» **Task details**
Take all the material and copy it exactly.

» **Data supplied**
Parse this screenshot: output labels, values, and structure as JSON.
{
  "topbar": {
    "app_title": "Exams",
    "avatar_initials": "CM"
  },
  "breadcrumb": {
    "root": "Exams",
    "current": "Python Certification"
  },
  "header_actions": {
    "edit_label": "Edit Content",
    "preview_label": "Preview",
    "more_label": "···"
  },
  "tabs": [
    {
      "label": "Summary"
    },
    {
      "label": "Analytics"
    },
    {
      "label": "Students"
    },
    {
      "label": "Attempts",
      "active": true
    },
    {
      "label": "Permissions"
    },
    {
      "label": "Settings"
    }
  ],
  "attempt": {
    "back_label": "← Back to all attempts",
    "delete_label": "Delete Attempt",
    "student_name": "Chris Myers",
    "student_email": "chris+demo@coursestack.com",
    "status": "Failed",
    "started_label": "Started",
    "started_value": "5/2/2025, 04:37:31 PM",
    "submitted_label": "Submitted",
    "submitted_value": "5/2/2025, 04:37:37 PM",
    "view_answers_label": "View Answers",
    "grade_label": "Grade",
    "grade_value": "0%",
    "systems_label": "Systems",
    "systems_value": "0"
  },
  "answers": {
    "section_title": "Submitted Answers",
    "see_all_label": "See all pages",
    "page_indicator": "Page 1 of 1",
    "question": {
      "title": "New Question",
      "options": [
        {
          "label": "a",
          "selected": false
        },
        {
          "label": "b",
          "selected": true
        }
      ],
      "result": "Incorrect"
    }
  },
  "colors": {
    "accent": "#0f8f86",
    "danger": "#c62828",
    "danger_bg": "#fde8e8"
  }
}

» **The reply**
Parse this screenshot: output labels, values, and structure as JSON.
{
  "topbar": {
    "app_title": "Exams",
    "avatar_initials": "CM"
  },
  "breadcrumb": {
    "root": "Exams",
    "current": "Python Certification"
  },
  "header_actions": {
    "edit_label": "Edit Content",
    "preview_label": "Preview",
    "more_label": "···"
  },
  "tabs": [
    {
      "label": "Summary"
    },
    {
      "label": "Analytics"
    },
    {
      "label": "Students"
    },
    {
      "label": "Attempts",
      "active": true
    },
    {
      "label": "Permissions"
    },
    {
      "label": "Settings"
    }
  ],
  "attempt": {
    "back_label": "← Back to all attempts",
    "delete_label": "Delete Attempt",
    "student_name": "Chris Myers",
    "student_email": "chris+demo@coursestack.com",
    "status": "Failed",
    "started_label": "Started",
    "started_value": "5/2/2025, 04:37:31 PM",
    "submitted_label": "Submitted",
    "submitted_value": "5/2/2025, 04:37:37 PM",
    "view_answers_label": "View Answers",
    "grade_label": "Grade",
    "grade_value": "0%",
    "systems_label": "Systems",
    "systems_value": "0"
  },
  "answers": {
    "section_title": "Submitted Answers",
    "see_all_label": "See all pages",
    "page_indicator": "Page 1 of 1",
    "question": {
      "title": "New Question",
      "options": [
        {
          "label": "a",
          "selected": false
        },
        {
          "label": "b",
          "selected": true
        }
      ],
      "result": "Incorrect"
    }
  },
  "colors": {
    "accent": "#0f8f86",
    "danger": "#c62828",
    "danger_bg": "#fde8e8"
  }
}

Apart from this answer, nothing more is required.